__Rows__.
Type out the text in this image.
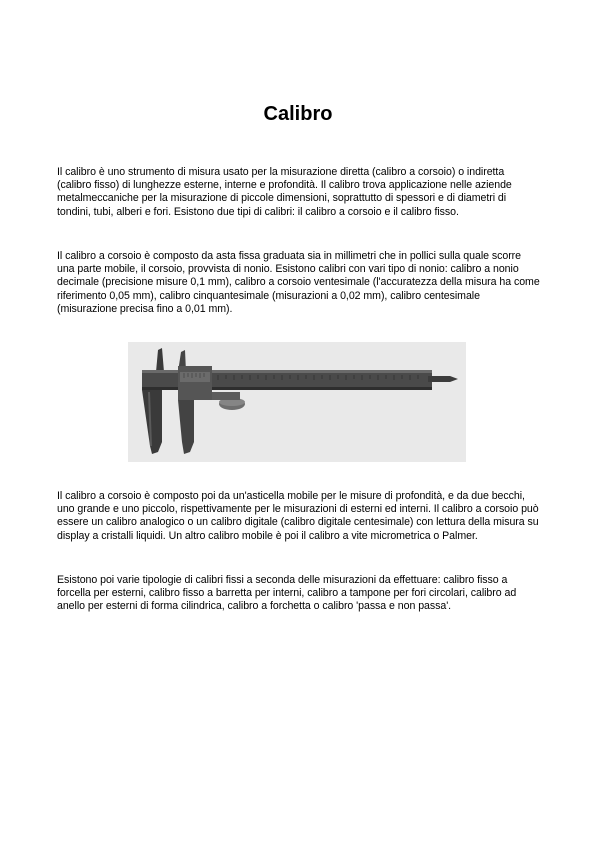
Calibro

Il calibro è uno strumento di misura usato per la misurazione diretta (calibro a corsoio) o indiretta (calibro fisso) di lunghezze esterne, interne e profondità. Il calibro trova applicazione nelle aziende metalmeccaniche per la misurazione di piccole dimensioni, soprattutto di spessori e di diametri di tondini, tubi, alberi e fori. Esistono due tipi di calibri: il calibro a corsoio e il calibro fisso.

Il calibro a corsoio è composto da asta fissa graduata sia in millimetri che in pollici sulla quale scorre una parte mobile, il corsoio, provvista di nonio. Esistono calibri con vari tipo di nonio: calibro a nonio decimale (precisione misure 0,1 mm), calibro a corsoio ventesimale (l'accuratezza della misura ha come riferimento 0,05 mm), calibro cinquantesimale (misurazioni a 0,02 mm), calibro centesimale (misurazione precisa fino a 0,01 mm).

Il calibro a corsoio è composto poi da un'asticella mobile per le misure di profondità, e da due becchi, uno grande e uno piccolo, rispettivamente per le misurazioni di esterni ed interni. Il calibro a corsoio può essere un calibro analogico o un calibro digitale (calibro digitale centesimale) con lettura della misura su display a cristalli liquidi. Un altro calibro mobile è poi il calibro a vite micrometrica o Palmer.

Esistono poi varie tipologie di calibri fissi a seconda delle misurazioni da effettuare: calibro fisso a forcella per esterni, calibro fisso a barretta per interni, calibro a tampone per fori circolari, calibro ad anello per esterni di forma cilindrica, calibro a forchetta o calibro 'passa e non passa'.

__Prompt__.
Omit the pictures and give the material again, exactly and in full.

__Output of the exercise__.
Type out the text in this image.
Calibro

Il calibro è uno strumento di misura usato per la misurazione diretta (calibro a corsoio) o indiretta (calibro fisso) di lunghezze esterne, interne e profondità. Il calibro trova applicazione nelle aziende metalmeccaniche per la misurazione di piccole dimensioni, soprattutto di spessori e di diametri di tondini, tubi, alberi e fori. Esistono due tipi di calibri: il calibro a corsoio e il calibro fisso.

Il calibro a corsoio è composto da asta fissa graduata sia in millimetri che in pollici sulla quale scorre una parte mobile, il corsoio, provvista di nonio. Esistono calibri con vari tipo di nonio: calibro a nonio decimale (precisione misure 0,1 mm), calibro a corsoio ventesimale (l'accuratezza della misura ha come riferimento 0,05 mm), calibro cinquantesimale (misurazioni a 0,02 mm), calibro centesimale (misurazione precisa fino a 0,01 mm).

Il calibro a corsoio è composto poi da un'asticella mobile per le misure di profondità, e da due becchi, uno grande e uno piccolo, rispettivamente per le misurazioni di esterni ed interni. Il calibro a corsoio può essere un calibro analogico o un calibro digitale (calibro digitale centesimale) con lettura della misura su display a cristalli liquidi. Un altro calibro mobile è poi il calibro a vite micrometrica o Palmer.

Esistono poi varie tipologie di calibri fissi a seconda delle misurazioni da effettuare: calibro fisso a forcella per esterni, calibro fisso a barretta per interni, calibro a tampone per fori circolari, calibro ad anello per esterni di forma cilindrica, calibro a forchetta o calibro 'passa e non passa'.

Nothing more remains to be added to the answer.